(Stored data)
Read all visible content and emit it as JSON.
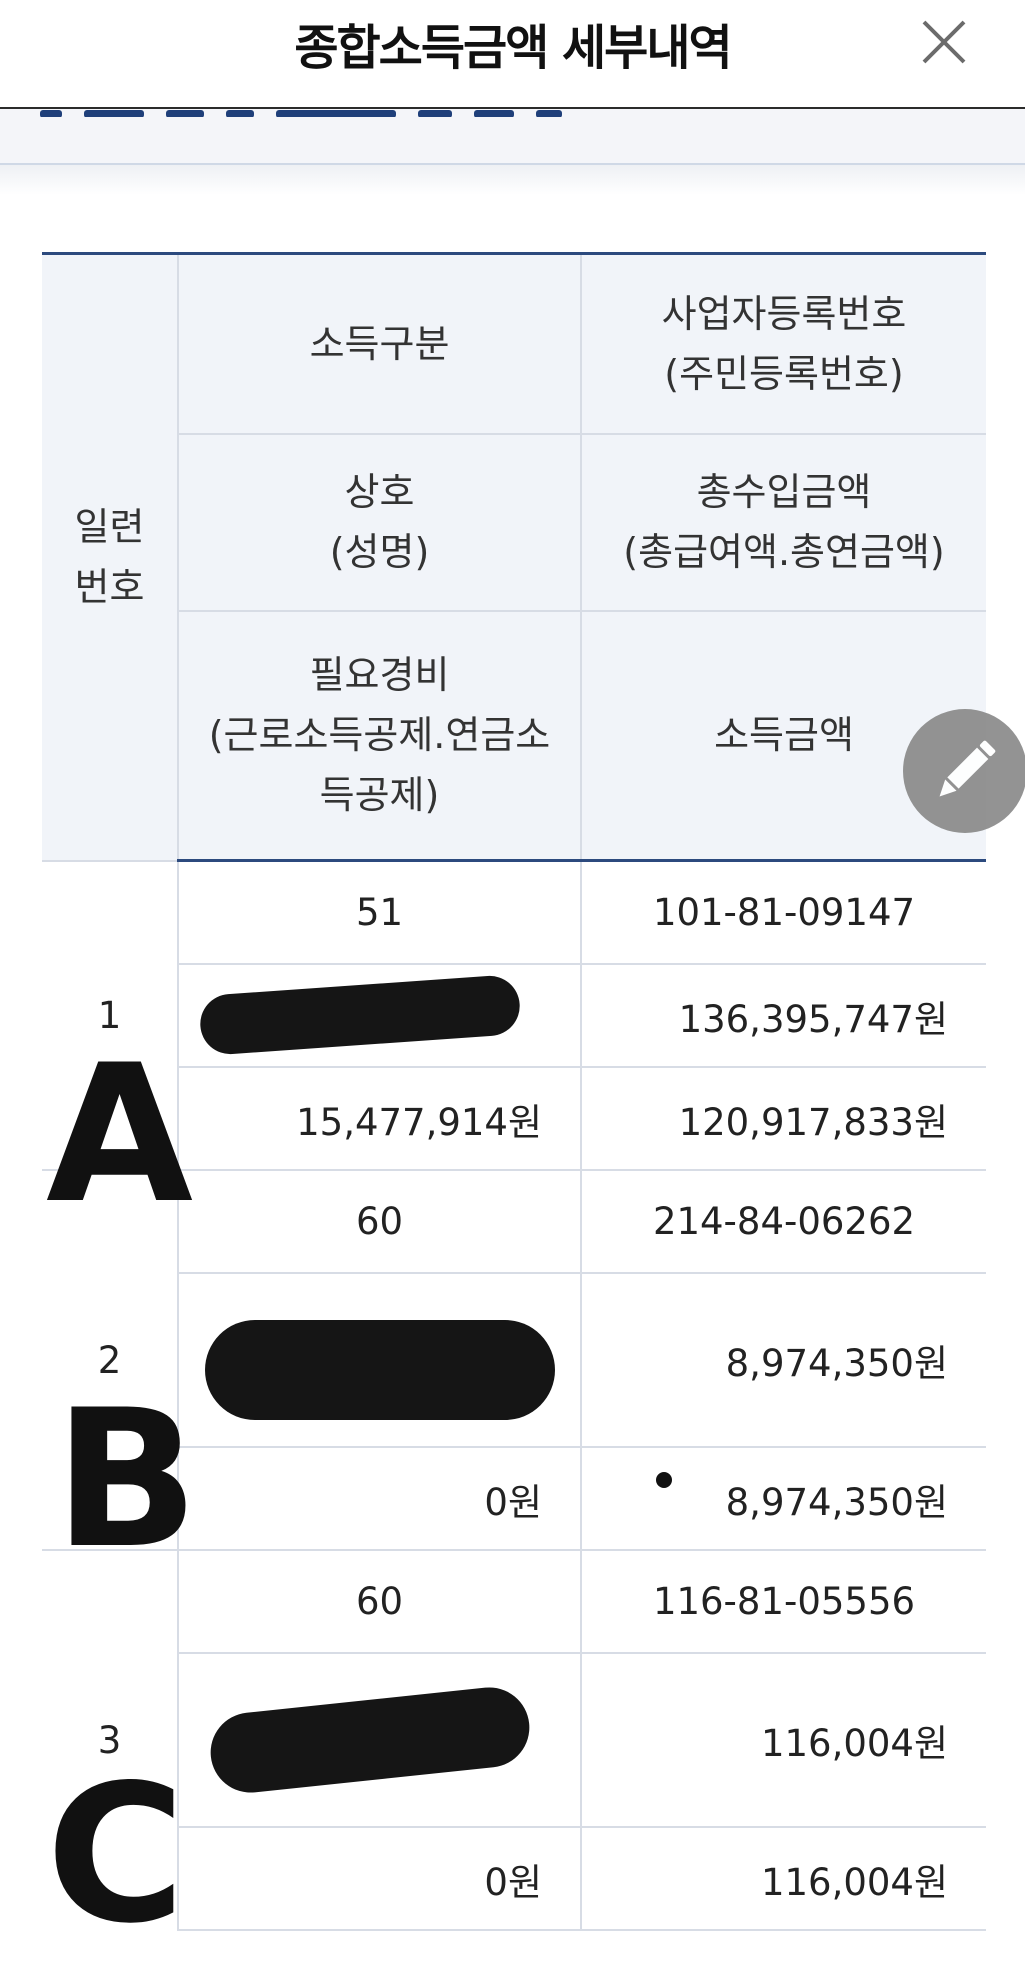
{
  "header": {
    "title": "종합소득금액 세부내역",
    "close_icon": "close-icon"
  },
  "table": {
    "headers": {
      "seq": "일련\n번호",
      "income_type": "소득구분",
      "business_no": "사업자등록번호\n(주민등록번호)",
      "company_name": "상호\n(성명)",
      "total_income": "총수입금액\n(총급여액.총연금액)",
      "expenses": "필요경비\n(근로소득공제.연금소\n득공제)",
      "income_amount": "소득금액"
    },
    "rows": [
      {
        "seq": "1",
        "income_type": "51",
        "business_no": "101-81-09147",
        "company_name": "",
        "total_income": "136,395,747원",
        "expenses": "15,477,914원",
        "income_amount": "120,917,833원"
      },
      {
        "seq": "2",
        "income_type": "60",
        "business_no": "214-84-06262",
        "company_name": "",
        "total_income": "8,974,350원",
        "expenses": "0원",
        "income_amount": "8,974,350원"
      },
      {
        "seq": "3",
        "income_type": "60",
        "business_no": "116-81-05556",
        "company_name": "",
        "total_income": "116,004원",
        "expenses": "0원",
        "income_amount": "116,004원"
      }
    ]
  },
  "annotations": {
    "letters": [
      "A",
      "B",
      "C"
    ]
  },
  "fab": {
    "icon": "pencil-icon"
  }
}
---
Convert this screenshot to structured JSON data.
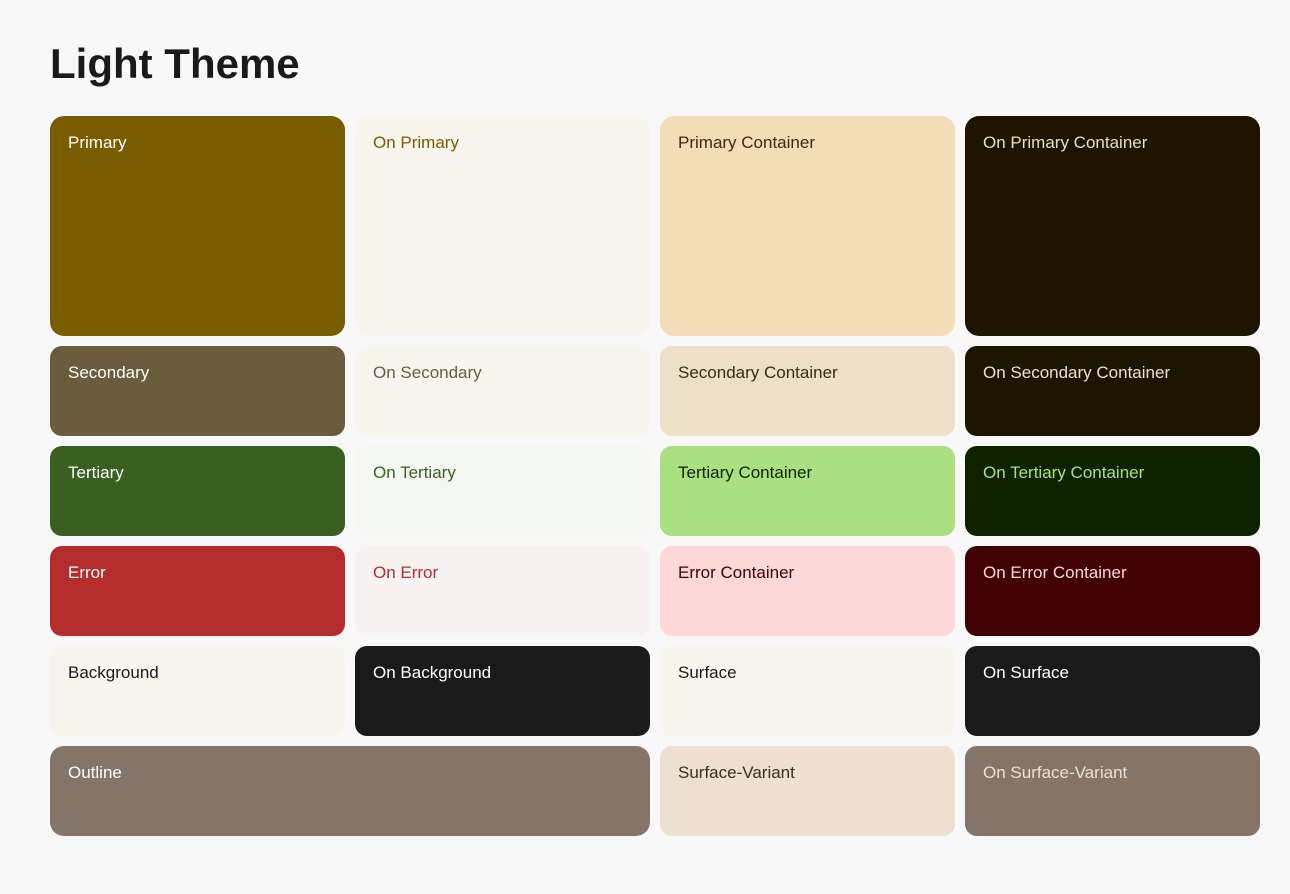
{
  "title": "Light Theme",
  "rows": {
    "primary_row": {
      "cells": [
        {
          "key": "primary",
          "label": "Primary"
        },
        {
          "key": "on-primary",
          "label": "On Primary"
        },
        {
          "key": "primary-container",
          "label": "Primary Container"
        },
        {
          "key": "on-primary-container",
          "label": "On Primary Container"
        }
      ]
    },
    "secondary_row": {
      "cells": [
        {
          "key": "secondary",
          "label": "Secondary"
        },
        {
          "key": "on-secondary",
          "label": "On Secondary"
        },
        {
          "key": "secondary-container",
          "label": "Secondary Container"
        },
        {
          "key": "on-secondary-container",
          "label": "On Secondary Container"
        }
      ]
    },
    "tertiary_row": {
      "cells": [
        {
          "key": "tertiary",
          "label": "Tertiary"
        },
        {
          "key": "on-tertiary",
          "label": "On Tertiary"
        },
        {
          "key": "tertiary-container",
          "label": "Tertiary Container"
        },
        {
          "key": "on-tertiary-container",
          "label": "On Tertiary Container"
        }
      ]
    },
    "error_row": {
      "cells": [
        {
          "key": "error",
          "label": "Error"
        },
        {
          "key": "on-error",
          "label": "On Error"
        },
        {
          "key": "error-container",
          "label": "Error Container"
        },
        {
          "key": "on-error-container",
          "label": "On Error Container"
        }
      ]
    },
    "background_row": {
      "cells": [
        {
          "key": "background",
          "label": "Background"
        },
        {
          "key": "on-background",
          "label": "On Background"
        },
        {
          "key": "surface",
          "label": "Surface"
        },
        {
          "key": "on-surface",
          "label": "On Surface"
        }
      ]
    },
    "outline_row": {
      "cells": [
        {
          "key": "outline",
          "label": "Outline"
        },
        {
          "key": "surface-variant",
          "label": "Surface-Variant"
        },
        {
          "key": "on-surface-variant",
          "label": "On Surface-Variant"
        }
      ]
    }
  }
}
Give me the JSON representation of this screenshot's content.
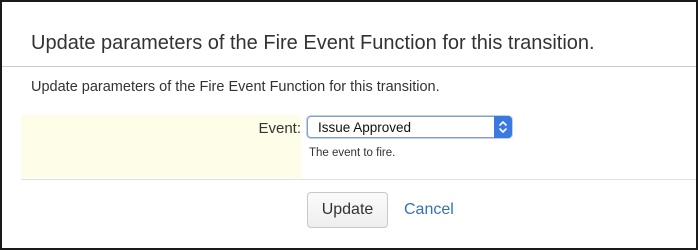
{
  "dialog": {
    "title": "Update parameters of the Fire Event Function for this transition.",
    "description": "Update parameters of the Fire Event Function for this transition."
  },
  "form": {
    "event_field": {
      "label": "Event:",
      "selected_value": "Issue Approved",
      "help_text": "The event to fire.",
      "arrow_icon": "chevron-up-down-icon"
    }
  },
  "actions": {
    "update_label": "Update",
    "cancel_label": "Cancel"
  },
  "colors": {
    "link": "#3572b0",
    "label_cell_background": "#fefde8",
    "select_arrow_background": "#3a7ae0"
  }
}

§ **Stated exercise**:
Read through the lines above and collect those that contain the string "title".

§ **Written reply**:
    "title": "종합소득금액 세부내역",
  "title": "Light Theme",
    "title": "Update parameters of the Fire Event Function for this transition.",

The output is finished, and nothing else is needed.